▸ **What is being asked**:
Count how many lines of the data include "Equity". The answer is that number and nothing else.

▸ **Listed records**:
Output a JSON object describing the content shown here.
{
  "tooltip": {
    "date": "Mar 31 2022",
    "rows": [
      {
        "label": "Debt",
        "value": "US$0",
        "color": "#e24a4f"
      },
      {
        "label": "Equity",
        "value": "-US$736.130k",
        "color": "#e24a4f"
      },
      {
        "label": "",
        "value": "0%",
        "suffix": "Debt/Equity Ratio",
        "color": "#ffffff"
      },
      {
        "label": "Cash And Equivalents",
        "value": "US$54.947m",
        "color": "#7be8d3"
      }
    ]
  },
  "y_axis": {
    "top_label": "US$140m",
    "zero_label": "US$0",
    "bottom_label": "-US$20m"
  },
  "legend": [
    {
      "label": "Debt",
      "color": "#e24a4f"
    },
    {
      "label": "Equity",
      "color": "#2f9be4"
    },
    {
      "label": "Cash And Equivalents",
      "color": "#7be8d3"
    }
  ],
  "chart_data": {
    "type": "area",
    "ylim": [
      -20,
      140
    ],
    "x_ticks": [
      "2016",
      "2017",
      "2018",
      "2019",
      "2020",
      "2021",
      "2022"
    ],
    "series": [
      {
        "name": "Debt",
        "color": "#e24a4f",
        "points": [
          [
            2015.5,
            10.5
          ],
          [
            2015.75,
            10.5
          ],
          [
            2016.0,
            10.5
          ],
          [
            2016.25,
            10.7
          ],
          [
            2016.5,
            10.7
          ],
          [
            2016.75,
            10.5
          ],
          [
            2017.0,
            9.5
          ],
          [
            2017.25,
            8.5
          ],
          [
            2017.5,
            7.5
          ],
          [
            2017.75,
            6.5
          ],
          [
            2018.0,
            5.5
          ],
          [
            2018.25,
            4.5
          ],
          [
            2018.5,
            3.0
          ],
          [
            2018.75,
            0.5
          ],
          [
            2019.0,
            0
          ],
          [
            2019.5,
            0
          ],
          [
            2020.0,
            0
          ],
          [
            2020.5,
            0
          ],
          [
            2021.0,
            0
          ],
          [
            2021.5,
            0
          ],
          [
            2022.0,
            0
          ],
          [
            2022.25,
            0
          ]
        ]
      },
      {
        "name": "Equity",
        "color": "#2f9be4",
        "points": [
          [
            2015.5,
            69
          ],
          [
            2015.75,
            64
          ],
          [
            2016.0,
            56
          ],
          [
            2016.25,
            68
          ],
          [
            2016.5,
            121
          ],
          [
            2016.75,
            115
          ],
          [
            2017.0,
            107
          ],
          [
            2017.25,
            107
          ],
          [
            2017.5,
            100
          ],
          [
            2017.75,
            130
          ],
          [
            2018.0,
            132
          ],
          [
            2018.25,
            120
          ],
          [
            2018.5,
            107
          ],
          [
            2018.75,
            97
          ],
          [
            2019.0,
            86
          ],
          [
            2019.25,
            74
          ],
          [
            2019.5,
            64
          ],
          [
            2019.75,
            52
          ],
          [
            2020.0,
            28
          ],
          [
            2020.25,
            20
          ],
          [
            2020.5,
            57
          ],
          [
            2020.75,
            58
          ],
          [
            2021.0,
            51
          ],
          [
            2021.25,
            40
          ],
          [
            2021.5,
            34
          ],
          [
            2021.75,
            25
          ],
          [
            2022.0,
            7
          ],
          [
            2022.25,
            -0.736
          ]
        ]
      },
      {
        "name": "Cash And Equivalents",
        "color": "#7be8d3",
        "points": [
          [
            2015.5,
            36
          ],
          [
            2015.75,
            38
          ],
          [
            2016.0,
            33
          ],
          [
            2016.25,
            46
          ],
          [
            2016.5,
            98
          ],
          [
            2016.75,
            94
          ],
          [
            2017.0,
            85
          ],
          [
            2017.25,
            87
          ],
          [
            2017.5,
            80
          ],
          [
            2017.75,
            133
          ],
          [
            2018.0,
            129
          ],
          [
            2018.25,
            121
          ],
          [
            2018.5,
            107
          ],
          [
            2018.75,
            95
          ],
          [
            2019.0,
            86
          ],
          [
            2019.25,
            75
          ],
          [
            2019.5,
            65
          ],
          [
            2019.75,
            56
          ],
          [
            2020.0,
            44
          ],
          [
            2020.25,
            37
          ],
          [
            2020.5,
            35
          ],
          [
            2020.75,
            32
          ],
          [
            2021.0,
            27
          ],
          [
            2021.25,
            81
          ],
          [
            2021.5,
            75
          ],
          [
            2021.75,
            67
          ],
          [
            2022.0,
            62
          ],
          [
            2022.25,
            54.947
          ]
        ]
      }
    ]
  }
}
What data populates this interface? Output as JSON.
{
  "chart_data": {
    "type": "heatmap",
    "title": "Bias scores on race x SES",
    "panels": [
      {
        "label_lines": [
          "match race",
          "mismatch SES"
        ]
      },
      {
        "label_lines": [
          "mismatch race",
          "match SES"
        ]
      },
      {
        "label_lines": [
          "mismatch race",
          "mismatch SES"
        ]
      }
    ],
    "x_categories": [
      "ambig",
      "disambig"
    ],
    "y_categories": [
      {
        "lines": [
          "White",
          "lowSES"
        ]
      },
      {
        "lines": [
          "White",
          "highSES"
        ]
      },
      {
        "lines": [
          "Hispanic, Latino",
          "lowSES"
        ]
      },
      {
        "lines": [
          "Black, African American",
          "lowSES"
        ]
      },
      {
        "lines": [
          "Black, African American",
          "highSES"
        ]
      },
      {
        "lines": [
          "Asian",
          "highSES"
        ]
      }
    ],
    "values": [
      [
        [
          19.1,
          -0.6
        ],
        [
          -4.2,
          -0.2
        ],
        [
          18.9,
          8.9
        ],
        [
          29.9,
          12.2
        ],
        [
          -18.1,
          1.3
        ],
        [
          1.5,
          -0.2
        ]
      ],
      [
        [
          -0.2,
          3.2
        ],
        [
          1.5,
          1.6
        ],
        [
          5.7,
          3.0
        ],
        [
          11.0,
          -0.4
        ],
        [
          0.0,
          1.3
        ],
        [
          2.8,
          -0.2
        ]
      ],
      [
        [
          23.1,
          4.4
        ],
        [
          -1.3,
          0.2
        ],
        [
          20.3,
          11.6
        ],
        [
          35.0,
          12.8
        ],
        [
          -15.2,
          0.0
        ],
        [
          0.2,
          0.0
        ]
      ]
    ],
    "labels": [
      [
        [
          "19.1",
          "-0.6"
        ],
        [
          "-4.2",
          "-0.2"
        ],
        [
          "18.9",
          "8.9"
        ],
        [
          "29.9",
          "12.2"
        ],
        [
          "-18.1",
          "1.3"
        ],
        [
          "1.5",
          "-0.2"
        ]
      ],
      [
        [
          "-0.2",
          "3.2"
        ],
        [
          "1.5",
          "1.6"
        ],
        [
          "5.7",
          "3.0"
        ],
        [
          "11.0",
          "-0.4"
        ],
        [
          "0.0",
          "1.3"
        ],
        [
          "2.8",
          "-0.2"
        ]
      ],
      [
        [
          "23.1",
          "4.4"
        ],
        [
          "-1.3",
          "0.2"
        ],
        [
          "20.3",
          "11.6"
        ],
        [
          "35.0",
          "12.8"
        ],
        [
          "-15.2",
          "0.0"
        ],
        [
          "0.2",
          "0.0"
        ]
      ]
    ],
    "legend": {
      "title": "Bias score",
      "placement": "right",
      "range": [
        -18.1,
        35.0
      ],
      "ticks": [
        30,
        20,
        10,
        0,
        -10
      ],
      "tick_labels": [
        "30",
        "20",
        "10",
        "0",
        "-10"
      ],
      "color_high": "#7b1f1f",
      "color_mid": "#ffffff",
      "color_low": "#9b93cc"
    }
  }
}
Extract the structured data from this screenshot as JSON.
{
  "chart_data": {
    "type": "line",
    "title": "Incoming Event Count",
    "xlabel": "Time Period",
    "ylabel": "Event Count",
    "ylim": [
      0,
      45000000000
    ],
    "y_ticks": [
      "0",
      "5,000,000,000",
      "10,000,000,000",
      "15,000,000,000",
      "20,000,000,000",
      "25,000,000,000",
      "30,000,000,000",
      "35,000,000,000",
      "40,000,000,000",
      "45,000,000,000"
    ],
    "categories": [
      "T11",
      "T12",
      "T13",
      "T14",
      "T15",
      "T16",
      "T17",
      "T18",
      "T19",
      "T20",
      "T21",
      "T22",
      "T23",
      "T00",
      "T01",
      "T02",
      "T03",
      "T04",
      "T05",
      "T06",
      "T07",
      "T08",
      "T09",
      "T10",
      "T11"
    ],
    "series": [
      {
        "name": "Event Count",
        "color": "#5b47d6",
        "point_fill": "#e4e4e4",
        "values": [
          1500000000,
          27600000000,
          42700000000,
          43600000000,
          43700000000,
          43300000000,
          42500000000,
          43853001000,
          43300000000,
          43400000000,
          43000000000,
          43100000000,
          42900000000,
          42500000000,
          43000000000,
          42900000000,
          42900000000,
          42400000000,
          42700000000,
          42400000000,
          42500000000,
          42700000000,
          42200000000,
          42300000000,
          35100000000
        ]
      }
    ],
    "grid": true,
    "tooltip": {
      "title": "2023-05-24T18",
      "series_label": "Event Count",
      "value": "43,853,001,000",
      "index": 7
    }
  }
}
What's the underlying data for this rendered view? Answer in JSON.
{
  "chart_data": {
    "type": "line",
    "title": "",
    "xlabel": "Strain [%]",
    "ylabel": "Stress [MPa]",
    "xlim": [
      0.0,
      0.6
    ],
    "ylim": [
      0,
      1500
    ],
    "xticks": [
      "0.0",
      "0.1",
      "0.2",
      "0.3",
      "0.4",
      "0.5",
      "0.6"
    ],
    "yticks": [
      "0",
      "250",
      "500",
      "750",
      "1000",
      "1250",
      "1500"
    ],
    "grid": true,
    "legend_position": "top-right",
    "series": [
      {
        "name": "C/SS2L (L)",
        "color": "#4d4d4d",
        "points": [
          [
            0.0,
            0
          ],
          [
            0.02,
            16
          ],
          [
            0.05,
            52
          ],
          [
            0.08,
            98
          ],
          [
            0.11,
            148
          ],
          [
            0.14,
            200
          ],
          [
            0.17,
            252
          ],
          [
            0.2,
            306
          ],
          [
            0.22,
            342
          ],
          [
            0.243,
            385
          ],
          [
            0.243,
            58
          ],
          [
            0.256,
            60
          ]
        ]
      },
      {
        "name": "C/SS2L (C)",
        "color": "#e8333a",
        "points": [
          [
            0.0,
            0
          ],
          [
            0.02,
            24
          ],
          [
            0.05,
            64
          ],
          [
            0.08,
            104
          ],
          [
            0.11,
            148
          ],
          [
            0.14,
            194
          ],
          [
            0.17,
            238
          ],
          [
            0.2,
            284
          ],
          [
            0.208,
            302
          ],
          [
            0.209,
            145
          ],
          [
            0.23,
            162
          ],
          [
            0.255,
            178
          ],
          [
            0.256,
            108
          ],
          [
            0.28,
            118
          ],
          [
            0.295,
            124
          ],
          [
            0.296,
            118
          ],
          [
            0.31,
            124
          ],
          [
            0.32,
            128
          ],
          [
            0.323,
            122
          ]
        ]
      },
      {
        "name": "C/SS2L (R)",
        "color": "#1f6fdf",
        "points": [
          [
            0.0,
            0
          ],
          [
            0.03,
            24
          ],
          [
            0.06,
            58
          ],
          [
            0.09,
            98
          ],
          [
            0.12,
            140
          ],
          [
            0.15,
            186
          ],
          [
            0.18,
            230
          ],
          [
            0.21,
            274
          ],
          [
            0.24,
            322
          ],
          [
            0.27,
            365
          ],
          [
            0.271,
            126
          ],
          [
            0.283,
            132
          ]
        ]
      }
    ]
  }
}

▸ **Problem solution**:
4